Goal of the exercise:
Copy the data below exactly.

Records to use:
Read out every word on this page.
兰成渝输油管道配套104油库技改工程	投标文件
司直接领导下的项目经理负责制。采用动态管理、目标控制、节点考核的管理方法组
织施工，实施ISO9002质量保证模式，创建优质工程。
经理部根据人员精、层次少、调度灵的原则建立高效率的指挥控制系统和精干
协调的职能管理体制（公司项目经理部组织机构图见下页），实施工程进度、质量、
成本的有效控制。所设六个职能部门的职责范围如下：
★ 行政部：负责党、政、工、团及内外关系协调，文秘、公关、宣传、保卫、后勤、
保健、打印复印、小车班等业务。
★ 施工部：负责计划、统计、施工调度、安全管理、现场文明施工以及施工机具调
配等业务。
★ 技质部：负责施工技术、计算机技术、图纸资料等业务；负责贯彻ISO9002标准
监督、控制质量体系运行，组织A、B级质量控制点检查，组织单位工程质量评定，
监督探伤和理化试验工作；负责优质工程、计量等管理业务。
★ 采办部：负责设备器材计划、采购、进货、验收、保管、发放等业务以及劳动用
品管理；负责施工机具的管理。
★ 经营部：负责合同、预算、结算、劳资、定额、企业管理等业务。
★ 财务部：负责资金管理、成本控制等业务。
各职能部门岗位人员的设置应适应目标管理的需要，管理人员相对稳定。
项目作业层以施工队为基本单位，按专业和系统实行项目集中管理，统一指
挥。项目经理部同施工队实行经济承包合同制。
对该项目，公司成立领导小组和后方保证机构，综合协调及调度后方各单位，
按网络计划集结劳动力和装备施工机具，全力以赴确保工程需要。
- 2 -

The solution:
Read out every word on this page.
兰成渝输油管道配套104油库技改工程	投标文件
司直接领导下的项目经理负责制。采用动态管理、目标控制、节点考核的管理方法组
织施工，实施ISO9002质量保证模式，创建优质工程。
经理部根据人员精、层次少、调度灵的原则建立高效率的指挥控制系统和精干
协调的职能管理体制（公司项目经理部组织机构图见下页），实施工程进度、质量、
成本的有效控制。所设六个职能部门的职责范围如下：
★ 行政部：负责党、政、工、团及内外关系协调，文秘、公关、宣传、保卫、后勤、
保健、打印复印、小车班等业务。
★ 施工部：负责计划、统计、施工调度、安全管理、现场文明施工以及施工机具调
配等业务。
★ 技质部：负责施工技术、计算机技术、图纸资料等业务；负责贯彻ISO9002标准
监督、控制质量体系运行，组织A、B级质量控制点检查，组织单位工程质量评定，
监督探伤和理化试验工作；负责优质工程、计量等管理业务。
★ 采办部：负责设备器材计划、采购、进货、验收、保管、发放等业务以及劳动用
品管理；负责施工机具的管理。
★ 经营部：负责合同、预算、结算、劳资、定额、企业管理等业务。
★ 财务部：负责资金管理、成本控制等业务。
各职能部门岗位人员的设置应适应目标管理的需要，管理人员相对稳定。
项目作业层以施工队为基本单位，按专业和系统实行项目集中管理，统一指
挥。项目经理部同施工队实行经济承包合同制。
对该项目，公司成立领导小组和后方保证机构，综合协调及调度后方各单位，
按网络计划集结劳动力和装备施工机具，全力以赴确保工程需要。
- 2 -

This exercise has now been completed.